> [PROBLEM DETAILS]: Reproduce all of the material below line for line, changing nothing.
### RECORDED INFORMATION ###
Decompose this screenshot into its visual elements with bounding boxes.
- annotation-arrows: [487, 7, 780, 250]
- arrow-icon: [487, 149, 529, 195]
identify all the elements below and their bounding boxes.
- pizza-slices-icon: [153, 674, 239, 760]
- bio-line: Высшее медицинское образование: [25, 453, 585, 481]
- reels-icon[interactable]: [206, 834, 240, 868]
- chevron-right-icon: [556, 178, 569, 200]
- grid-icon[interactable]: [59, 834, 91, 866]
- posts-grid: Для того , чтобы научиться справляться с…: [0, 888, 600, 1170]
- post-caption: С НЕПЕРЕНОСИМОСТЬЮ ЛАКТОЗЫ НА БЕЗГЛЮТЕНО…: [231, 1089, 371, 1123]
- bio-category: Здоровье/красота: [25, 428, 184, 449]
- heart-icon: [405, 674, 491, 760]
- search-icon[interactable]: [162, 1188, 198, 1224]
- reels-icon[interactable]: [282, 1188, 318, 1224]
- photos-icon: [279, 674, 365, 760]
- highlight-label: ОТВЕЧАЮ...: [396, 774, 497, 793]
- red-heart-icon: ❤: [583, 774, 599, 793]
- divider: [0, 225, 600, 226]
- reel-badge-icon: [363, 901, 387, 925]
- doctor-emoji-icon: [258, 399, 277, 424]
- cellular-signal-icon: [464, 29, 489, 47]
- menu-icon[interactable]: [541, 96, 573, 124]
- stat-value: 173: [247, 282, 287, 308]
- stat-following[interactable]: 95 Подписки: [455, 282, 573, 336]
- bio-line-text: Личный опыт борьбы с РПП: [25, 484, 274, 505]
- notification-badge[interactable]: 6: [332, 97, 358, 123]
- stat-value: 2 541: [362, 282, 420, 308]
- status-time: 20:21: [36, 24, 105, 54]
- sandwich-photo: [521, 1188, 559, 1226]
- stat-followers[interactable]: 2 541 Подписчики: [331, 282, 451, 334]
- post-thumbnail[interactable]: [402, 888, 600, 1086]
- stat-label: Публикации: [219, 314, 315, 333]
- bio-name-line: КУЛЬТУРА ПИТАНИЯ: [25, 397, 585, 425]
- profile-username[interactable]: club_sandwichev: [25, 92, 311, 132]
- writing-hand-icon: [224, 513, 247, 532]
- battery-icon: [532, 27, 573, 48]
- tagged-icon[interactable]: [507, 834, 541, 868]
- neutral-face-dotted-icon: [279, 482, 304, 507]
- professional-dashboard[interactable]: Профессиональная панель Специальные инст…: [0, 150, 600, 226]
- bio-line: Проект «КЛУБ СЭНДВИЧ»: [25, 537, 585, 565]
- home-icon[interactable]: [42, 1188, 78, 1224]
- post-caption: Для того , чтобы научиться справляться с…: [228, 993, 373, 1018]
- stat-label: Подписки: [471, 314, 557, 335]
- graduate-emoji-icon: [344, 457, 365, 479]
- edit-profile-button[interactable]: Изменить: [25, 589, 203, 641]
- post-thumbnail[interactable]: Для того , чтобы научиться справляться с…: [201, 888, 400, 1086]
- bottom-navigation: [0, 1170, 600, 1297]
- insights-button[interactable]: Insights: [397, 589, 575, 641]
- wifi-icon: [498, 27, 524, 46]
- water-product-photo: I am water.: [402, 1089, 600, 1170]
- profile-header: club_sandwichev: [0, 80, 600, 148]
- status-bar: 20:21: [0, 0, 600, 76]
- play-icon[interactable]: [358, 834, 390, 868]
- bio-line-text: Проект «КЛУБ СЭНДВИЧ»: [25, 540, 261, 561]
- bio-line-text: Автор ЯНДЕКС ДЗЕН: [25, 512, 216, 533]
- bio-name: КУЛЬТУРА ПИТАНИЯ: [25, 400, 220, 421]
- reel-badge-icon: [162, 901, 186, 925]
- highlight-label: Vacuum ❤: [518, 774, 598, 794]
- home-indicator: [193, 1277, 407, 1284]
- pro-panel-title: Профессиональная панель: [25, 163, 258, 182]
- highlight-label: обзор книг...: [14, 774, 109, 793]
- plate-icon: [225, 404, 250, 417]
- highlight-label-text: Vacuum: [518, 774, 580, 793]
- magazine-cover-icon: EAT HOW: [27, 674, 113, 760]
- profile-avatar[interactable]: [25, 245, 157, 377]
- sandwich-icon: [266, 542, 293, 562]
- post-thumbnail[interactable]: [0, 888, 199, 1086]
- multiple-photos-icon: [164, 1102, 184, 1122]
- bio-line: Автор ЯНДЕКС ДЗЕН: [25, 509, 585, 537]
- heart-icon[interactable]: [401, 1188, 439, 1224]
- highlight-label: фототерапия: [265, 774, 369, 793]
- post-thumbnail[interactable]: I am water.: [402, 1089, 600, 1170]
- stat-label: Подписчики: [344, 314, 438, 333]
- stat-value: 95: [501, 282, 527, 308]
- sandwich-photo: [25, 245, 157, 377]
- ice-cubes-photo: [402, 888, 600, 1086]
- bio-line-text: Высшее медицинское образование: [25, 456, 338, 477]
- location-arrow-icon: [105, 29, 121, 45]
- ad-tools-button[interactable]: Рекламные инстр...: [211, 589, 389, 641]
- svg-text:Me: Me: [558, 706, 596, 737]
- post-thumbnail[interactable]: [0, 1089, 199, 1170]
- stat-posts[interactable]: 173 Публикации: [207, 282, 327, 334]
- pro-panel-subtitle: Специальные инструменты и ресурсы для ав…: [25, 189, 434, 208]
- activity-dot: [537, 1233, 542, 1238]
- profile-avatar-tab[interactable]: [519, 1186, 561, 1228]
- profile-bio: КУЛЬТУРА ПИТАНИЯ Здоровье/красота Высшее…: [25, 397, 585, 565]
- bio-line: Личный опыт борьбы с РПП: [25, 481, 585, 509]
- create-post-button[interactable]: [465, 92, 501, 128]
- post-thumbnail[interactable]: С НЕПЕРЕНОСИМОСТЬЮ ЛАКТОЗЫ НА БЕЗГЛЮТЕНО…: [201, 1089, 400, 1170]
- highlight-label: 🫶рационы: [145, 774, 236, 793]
###
> [EXPECTED OUTPUT]:
Decompose this screenshot into its visual elements with bounding boxes.
- annotation-arrows: [487, 7, 780, 250]
- arrow-icon: [487, 149, 529, 195]
identify all the elements below and their bounding boxes.
- pizza-slices-icon: [153, 674, 239, 760]
- bio-line: Высшее медицинское образование: [25, 453, 585, 481]
- reels-icon[interactable]: [206, 834, 240, 868]
- chevron-right-icon: [556, 178, 569, 200]
- grid-icon[interactable]: [59, 834, 91, 866]
- posts-grid: Для того , чтобы научиться справляться с…: [0, 888, 600, 1170]
- post-caption: С НЕПЕРЕНОСИМОСТЬЮ ЛАКТОЗЫ НА БЕЗГЛЮТЕНО…: [231, 1089, 371, 1123]
- bio-category: Здоровье/красота: [25, 428, 184, 449]
- heart-icon: [405, 674, 491, 760]
- search-icon[interactable]: [162, 1188, 198, 1224]
- reels-icon[interactable]: [282, 1188, 318, 1224]
- photos-icon: [279, 674, 365, 760]
- highlight-label: ОТВЕЧАЮ...: [396, 774, 497, 793]
- red-heart-icon: ❤: [583, 774, 599, 793]
- divider: [0, 225, 600, 226]
- reel-badge-icon: [363, 901, 387, 925]
- doctor-emoji-icon: [258, 399, 277, 424]
- cellular-signal-icon: [464, 29, 489, 47]
- menu-icon[interactable]: [541, 96, 573, 124]
- stat-value: 173: [247, 282, 287, 308]
- stat-following[interactable]: 95 Подписки: [455, 282, 573, 336]
- bio-line-text: Личный опыт борьбы с РПП: [25, 484, 274, 505]
- notification-badge[interactable]: 6: [332, 97, 358, 123]
- stat-value: 2 541: [362, 282, 420, 308]
- status-time: 20:21: [36, 24, 105, 54]
- sandwich-photo: [521, 1188, 559, 1226]
- stat-followers[interactable]: 2 541 Подписчики: [331, 282, 451, 334]
- post-thumbnail[interactable]: [402, 888, 600, 1086]
- stat-label: Публикации: [219, 314, 315, 333]
- bio-name-line: КУЛЬТУРА ПИТАНИЯ: [25, 397, 585, 425]
- profile-username[interactable]: club_sandwichev: [25, 92, 311, 132]
- writing-hand-icon: [224, 513, 247, 532]
- battery-icon: [532, 27, 573, 48]
- tagged-icon[interactable]: [507, 834, 541, 868]
- neutral-face-dotted-icon: [279, 482, 304, 507]
- professional-dashboard[interactable]: Профессиональная панель Специальные инст…: [0, 150, 600, 226]
- bio-line: Проект «КЛУБ СЭНДВИЧ»: [25, 537, 585, 565]
- home-icon[interactable]: [42, 1188, 78, 1224]
- post-caption: Для того , чтобы научиться справляться с…: [228, 993, 373, 1018]
- stat-label: Подписки: [471, 314, 557, 335]
- graduate-emoji-icon: [344, 457, 365, 479]
- edit-profile-button[interactable]: Изменить: [25, 589, 203, 641]
- post-thumbnail[interactable]: Для того , чтобы научиться справляться с…: [201, 888, 400, 1086]
- bottom-navigation: [0, 1170, 600, 1297]
- insights-button[interactable]: Insights: [397, 589, 575, 641]
- wifi-icon: [498, 27, 524, 46]
- water-product-photo: I am water.: [402, 1089, 600, 1170]
- profile-header: club_sandwichev: [0, 80, 600, 148]
- status-bar: 20:21: [0, 0, 600, 76]
- play-icon[interactable]: [358, 834, 390, 868]
- bio-line-text: Проект «КЛУБ СЭНДВИЧ»: [25, 540, 261, 561]
- bio-line-text: Автор ЯНДЕКС ДЗЕН: [25, 512, 216, 533]
- bio-name: КУЛЬТУРА ПИТАНИЯ: [25, 400, 220, 421]
- reel-badge-icon: [162, 901, 186, 925]
- highlight-label: Vacuum ❤: [518, 774, 598, 794]
- home-indicator: [193, 1277, 407, 1284]
- pro-panel-title: Профессиональная панель: [25, 163, 258, 182]
- highlight-label: обзор книг...: [14, 774, 109, 793]
- plate-icon: [225, 404, 250, 417]
- highlight-label-text: Vacuum: [518, 774, 580, 793]
- magazine-cover-icon: EAT HOW: [27, 674, 113, 760]
- profile-avatar[interactable]: [25, 245, 157, 377]
- sandwich-icon: [266, 542, 293, 562]
- post-thumbnail[interactable]: [0, 888, 199, 1086]
- multiple-photos-icon: [164, 1102, 184, 1122]
- bio-line: Автор ЯНДЕКС ДЗЕН: [25, 509, 585, 537]
- heart-icon[interactable]: [401, 1188, 439, 1224]
- highlight-label: фототерапия: [265, 774, 369, 793]
- post-thumbnail[interactable]: I am water.: [402, 1089, 600, 1170]
- stat-label: Подписчики: [344, 314, 438, 333]
- stat-value: 95: [501, 282, 527, 308]
- sandwich-photo: [25, 245, 157, 377]
- ice-cubes-photo: [402, 888, 600, 1086]
- bio-line-text: Высшее медицинское образование: [25, 456, 338, 477]
- location-arrow-icon: [105, 29, 121, 45]
- ad-tools-button[interactable]: Рекламные инстр...: [211, 589, 389, 641]
- svg-text:Me: Me: [558, 706, 596, 737]
- post-thumbnail[interactable]: [0, 1089, 199, 1170]
- stat-posts[interactable]: 173 Публикации: [207, 282, 327, 334]
- pro-panel-subtitle: Специальные инструменты и ресурсы для ав…: [25, 189, 434, 208]
- activity-dot: [537, 1233, 542, 1238]
- profile-avatar-tab[interactable]: [519, 1186, 561, 1228]
- profile-bio: КУЛЬТУРА ПИТАНИЯ Здоровье/красота Высшее…: [25, 397, 585, 565]
- bio-line: Личный опыт борьбы с РПП: [25, 481, 585, 509]
- create-post-button[interactable]: [465, 92, 501, 128]
- post-thumbnail[interactable]: С НЕПЕРЕНОСИМОСТЬЮ ЛАКТОЗЫ НА БЕЗГЛЮТЕНО…: [201, 1089, 400, 1170]
- highlight-label: 🫶рационы: [145, 774, 236, 793]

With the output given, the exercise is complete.